EXERCISE DESCRIPTION
Would you transcribe the listing that follows, character for character, and omit its images?

--- START SOURCE RECORDS ---

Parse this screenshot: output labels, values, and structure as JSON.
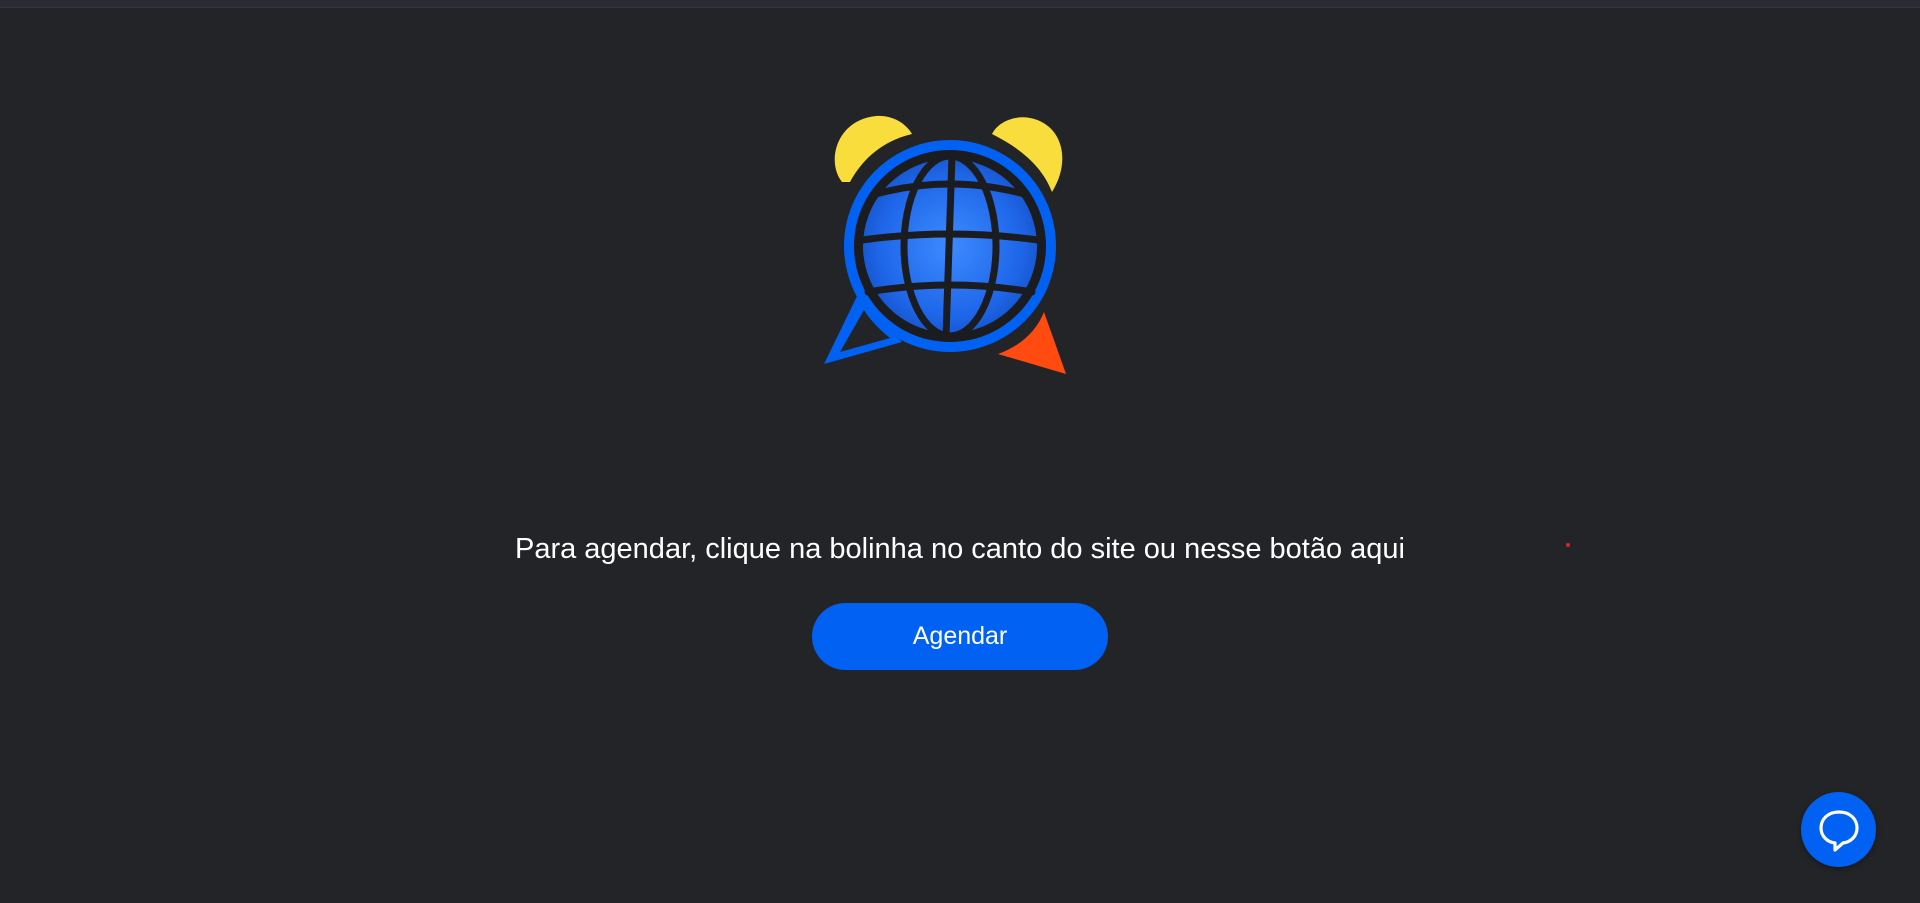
{
  "page": {
    "message": "Para agendar, clique na bolinha no canto do site ou nesse botão aqui",
    "schedule_button_label": "Agendar"
  },
  "icons": {
    "logo": "alarm-clock-globe-logo",
    "chat": "chat-bubble-icon"
  },
  "colors": {
    "background": "#232427",
    "accent": "#0061f2",
    "text": "#ffffff",
    "bell": "#f8dd3c",
    "pointer": "#ff4b10"
  }
}
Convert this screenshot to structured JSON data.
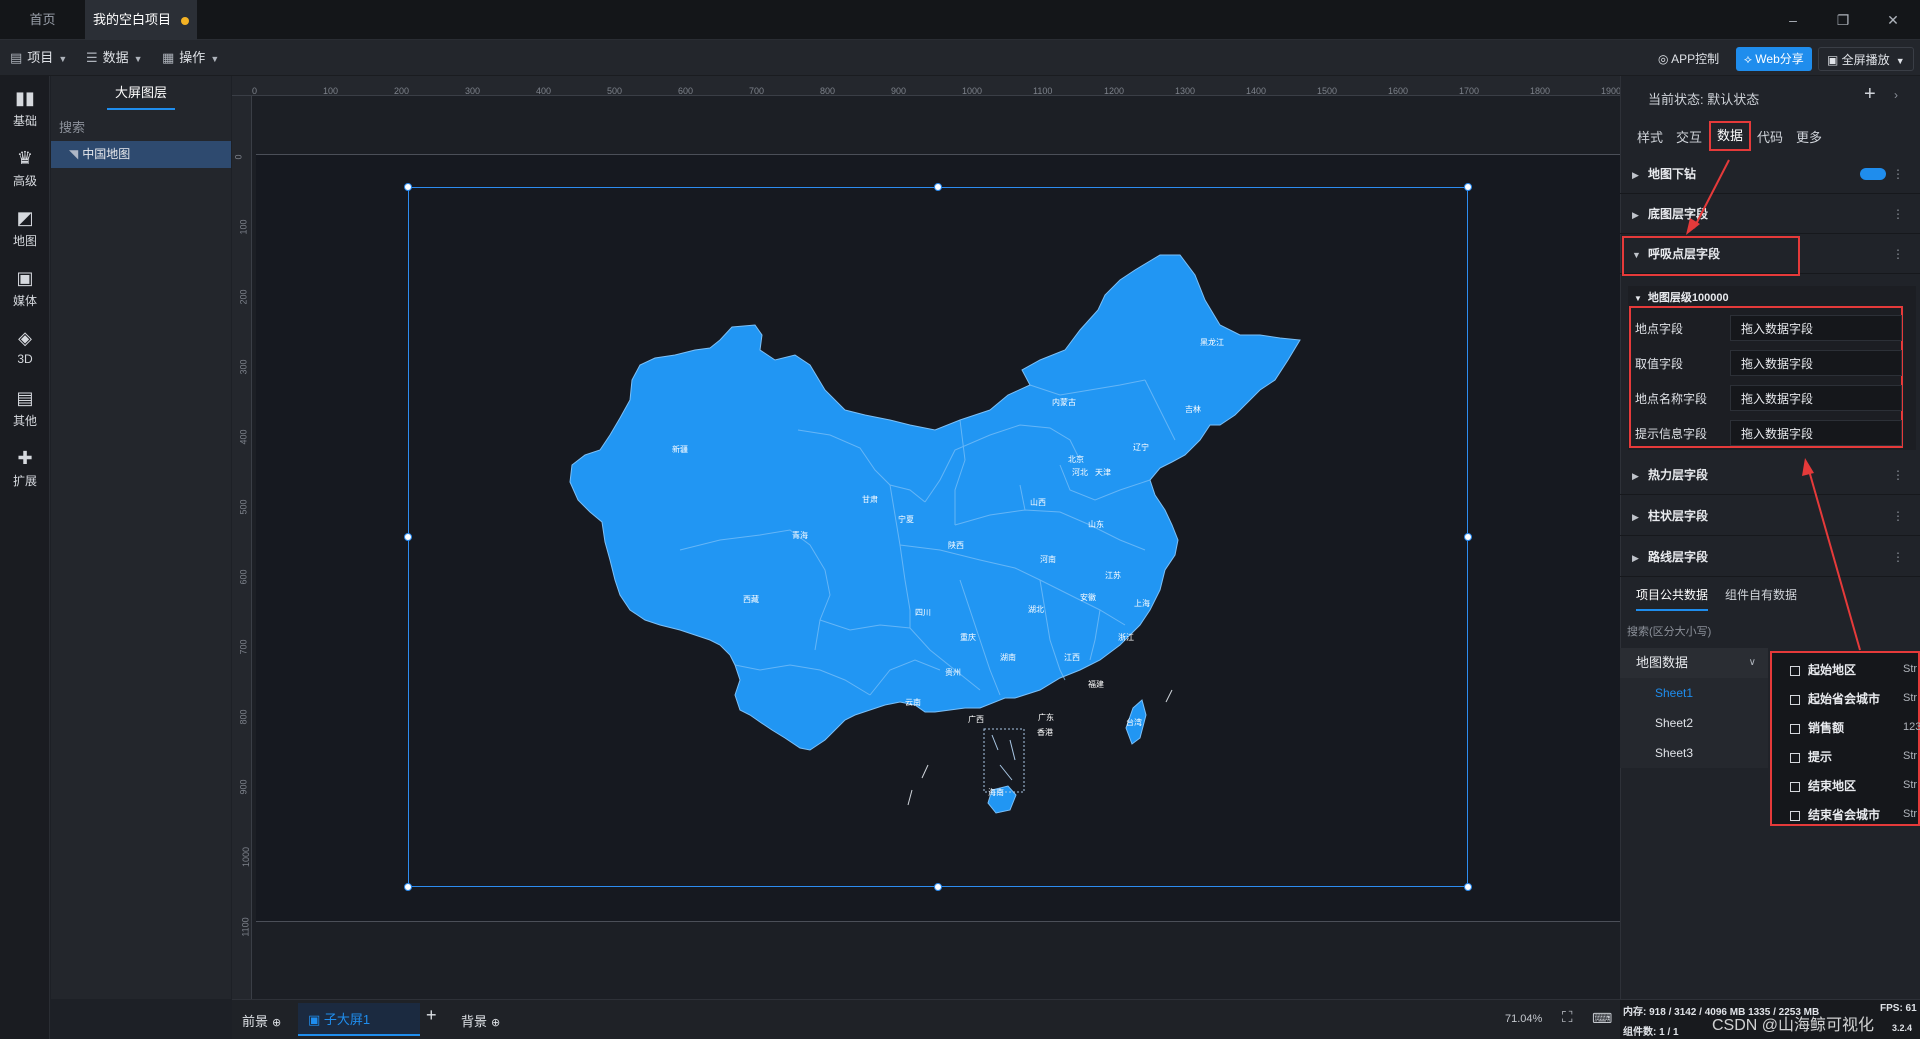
{
  "tabs": [
    {
      "label": "首页",
      "active": false
    },
    {
      "label": "我的空白项目",
      "active": true
    }
  ],
  "window_controls": [
    "–",
    "❐",
    "✕"
  ],
  "menus": {
    "project": "项目",
    "data": "数据",
    "operate": "操作"
  },
  "toolbar_right": {
    "app_control": "APP控制",
    "web_share": "Web分享",
    "fullscreen": "全屏播放"
  },
  "colors": {
    "accent": "#1f8ded",
    "map_fill": "#2196f3",
    "annotation_red": "#e53a3a"
  },
  "left_bar": [
    {
      "label": "基础",
      "icon": "bar-chart-icon"
    },
    {
      "label": "高级",
      "icon": "crown-icon"
    },
    {
      "label": "地图",
      "icon": "map-icon"
    },
    {
      "label": "媒体",
      "icon": "media-icon"
    },
    {
      "label": "3D",
      "icon": "cube-icon"
    },
    {
      "label": "其他",
      "icon": "stack-icon"
    },
    {
      "label": "扩展",
      "icon": "puzzle-icon"
    }
  ],
  "layers": {
    "title": "大屏图层",
    "search_placeholder": "搜索",
    "items": [
      {
        "label": "中国地图",
        "selected": true
      }
    ]
  },
  "ruler": {
    "h_ticks": [
      "0",
      "100",
      "200",
      "300",
      "400",
      "500",
      "600",
      "700",
      "800",
      "900",
      "1000",
      "1100",
      "1200",
      "1300",
      "1400",
      "1500",
      "1600",
      "1700",
      "1800",
      "1900"
    ],
    "v_ticks": [
      "0",
      "100",
      "200",
      "300",
      "400",
      "500",
      "600",
      "700",
      "800",
      "900",
      "1000",
      "1100"
    ]
  },
  "map": {
    "provinces": [
      "黑龙江",
      "吉林",
      "辽宁",
      "内蒙古",
      "北京",
      "河北",
      "天津",
      "山西",
      "山东",
      "河南",
      "江苏",
      "安徽",
      "上海",
      "浙江",
      "湖北",
      "湖南",
      "江西",
      "福建",
      "广东",
      "广西",
      "海南",
      "香港",
      "台湾",
      "贵州",
      "云南",
      "四川",
      "重庆",
      "陕西",
      "宁夏",
      "甘肃",
      "青海",
      "新疆",
      "西藏"
    ]
  },
  "bottom": {
    "foreground": "前景",
    "child_screen": "子大屏1",
    "background": "背景",
    "zoom": "71.04%"
  },
  "right_panel": {
    "state_label": "当前状态:",
    "state_value": "默认状态",
    "tabs": [
      {
        "label": "样式",
        "active": false
      },
      {
        "label": "交互",
        "active": false
      },
      {
        "label": "数据",
        "active": true
      },
      {
        "label": "代码",
        "active": false
      },
      {
        "label": "更多",
        "active": false
      }
    ],
    "sections": [
      {
        "label": "地图下钻",
        "expanded": false,
        "toggle": true
      },
      {
        "label": "底图层字段",
        "expanded": false
      },
      {
        "label": "呼吸点层字段",
        "expanded": true
      }
    ],
    "sub_section": "地图层级100000",
    "fields": [
      {
        "label": "地点字段",
        "value": "拖入数据字段"
      },
      {
        "label": "取值字段",
        "value": "拖入数据字段"
      },
      {
        "label": "地点名称字段",
        "value": "拖入数据字段"
      },
      {
        "label": "提示信息字段",
        "value": "拖入数据字段"
      }
    ],
    "sections_after": [
      {
        "label": "热力层字段"
      },
      {
        "label": "柱状层字段"
      },
      {
        "label": "路线层字段"
      }
    ],
    "data_tabs": [
      {
        "label": "项目公共数据",
        "active": true
      },
      {
        "label": "组件自有数据",
        "active": false
      }
    ],
    "search_placeholder": "搜索(区分大小写)",
    "data_source": "地图数据",
    "sheets": [
      {
        "label": "Sheet1",
        "active": true
      },
      {
        "label": "Sheet2",
        "active": false
      },
      {
        "label": "Sheet3",
        "active": false
      }
    ],
    "columns": [
      {
        "label": "起始地区",
        "type": "Str"
      },
      {
        "label": "起始省会城市",
        "type": "Str"
      },
      {
        "label": "销售额",
        "type": "123"
      },
      {
        "label": "提示",
        "type": "Str"
      },
      {
        "label": "结束地区",
        "type": "Str"
      },
      {
        "label": "结束省会城市",
        "type": "Str"
      }
    ]
  },
  "status": {
    "memory": "内存: 918 / 3142 / 4096 MB 1335 / 2253 MB",
    "fps": "FPS: 61",
    "components": "组件数: 1 / 1",
    "version": "3.2.4",
    "watermark": "CSDN @山海鲸可视化"
  }
}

--- END SOURCE RECORDS ---

RESULT OF THE EXERCISE
Parse this screenshot: output labels, values, and structure as JSON.
{
  "page": {
    "message": "Para agendar, clique na bolinha no canto do site ou nesse botão aqui",
    "schedule_button_label": "Agendar"
  },
  "icons": {
    "logo": "alarm-clock-globe-logo",
    "chat": "chat-bubble-icon"
  },
  "colors": {
    "background": "#232427",
    "accent": "#0061f2",
    "text": "#ffffff",
    "bell": "#f8dd3c",
    "pointer": "#ff4b10"
  }
}
Convert this screenshot to structured JSON data.
{
  "tabs": [
    {
      "label": "首页",
      "active": false
    },
    {
      "label": "我的空白项目",
      "active": true
    }
  ],
  "window_controls": [
    "–",
    "❐",
    "✕"
  ],
  "menus": {
    "project": "项目",
    "data": "数据",
    "operate": "操作"
  },
  "toolbar_right": {
    "app_control": "APP控制",
    "web_share": "Web分享",
    "fullscreen": "全屏播放"
  },
  "colors": {
    "accent": "#1f8ded",
    "map_fill": "#2196f3",
    "annotation_red": "#e53a3a"
  },
  "left_bar": [
    {
      "label": "基础",
      "icon": "bar-chart-icon"
    },
    {
      "label": "高级",
      "icon": "crown-icon"
    },
    {
      "label": "地图",
      "icon": "map-icon"
    },
    {
      "label": "媒体",
      "icon": "media-icon"
    },
    {
      "label": "3D",
      "icon": "cube-icon"
    },
    {
      "label": "其他",
      "icon": "stack-icon"
    },
    {
      "label": "扩展",
      "icon": "puzzle-icon"
    }
  ],
  "layers": {
    "title": "大屏图层",
    "search_placeholder": "搜索",
    "items": [
      {
        "label": "中国地图",
        "selected": true
      }
    ]
  },
  "ruler": {
    "h_ticks": [
      "0",
      "100",
      "200",
      "300",
      "400",
      "500",
      "600",
      "700",
      "800",
      "900",
      "1000",
      "1100",
      "1200",
      "1300",
      "1400",
      "1500",
      "1600",
      "1700",
      "1800",
      "1900"
    ],
    "v_ticks": [
      "0",
      "100",
      "200",
      "300",
      "400",
      "500",
      "600",
      "700",
      "800",
      "900",
      "1000",
      "1100"
    ]
  },
  "map": {
    "provinces": [
      "黑龙江",
      "吉林",
      "辽宁",
      "内蒙古",
      "北京",
      "河北",
      "天津",
      "山西",
      "山东",
      "河南",
      "江苏",
      "安徽",
      "上海",
      "浙江",
      "湖北",
      "湖南",
      "江西",
      "福建",
      "广东",
      "广西",
      "海南",
      "香港",
      "台湾",
      "贵州",
      "云南",
      "四川",
      "重庆",
      "陕西",
      "宁夏",
      "甘肃",
      "青海",
      "新疆",
      "西藏"
    ]
  },
  "bottom": {
    "foreground": "前景",
    "child_screen": "子大屏1",
    "background": "背景",
    "zoom": "71.04%"
  },
  "right_panel": {
    "state_label": "当前状态:",
    "state_value": "默认状态",
    "tabs": [
      {
        "label": "样式",
        "active": false
      },
      {
        "label": "交互",
        "active": false
      },
      {
        "label": "数据",
        "active": true
      },
      {
        "label": "代码",
        "active": false
      },
      {
        "label": "更多",
        "active": false
      }
    ],
    "sections": [
      {
        "label": "地图下钻",
        "expanded": false,
        "toggle": true
      },
      {
        "label": "底图层字段",
        "expanded": false
      },
      {
        "label": "呼吸点层字段",
        "expanded": true
      }
    ],
    "sub_section": "地图层级100000",
    "fields": [
      {
        "label": "地点字段",
        "value": "拖入数据字段"
      },
      {
        "label": "取值字段",
        "value": "拖入数据字段"
      },
      {
        "label": "地点名称字段",
        "value": "拖入数据字段"
      },
      {
        "label": "提示信息字段",
        "value": "拖入数据字段"
      }
    ],
    "sections_after": [
      {
        "label": "热力层字段"
      },
      {
        "label": "柱状层字段"
      },
      {
        "label": "路线层字段"
      }
    ],
    "data_tabs": [
      {
        "label": "项目公共数据",
        "active": true
      },
      {
        "label": "组件自有数据",
        "active": false
      }
    ],
    "search_placeholder": "搜索(区分大小写)",
    "data_source": "地图数据",
    "sheets": [
      {
        "label": "Sheet1",
        "active": true
      },
      {
        "label": "Sheet2",
        "active": false
      },
      {
        "label": "Sheet3",
        "active": false
      }
    ],
    "columns": [
      {
        "label": "起始地区",
        "type": "Str"
      },
      {
        "label": "起始省会城市",
        "type": "Str"
      },
      {
        "label": "销售额",
        "type": "123"
      },
      {
        "label": "提示",
        "type": "Str"
      },
      {
        "label": "结束地区",
        "type": "Str"
      },
      {
        "label": "结束省会城市",
        "type": "Str"
      }
    ]
  },
  "status": {
    "memory": "内存: 918 / 3142 / 4096 MB 1335 / 2253 MB",
    "fps": "FPS: 61",
    "components": "组件数: 1 / 1",
    "version": "3.2.4",
    "watermark": "CSDN @山海鲸可视化"
  }
}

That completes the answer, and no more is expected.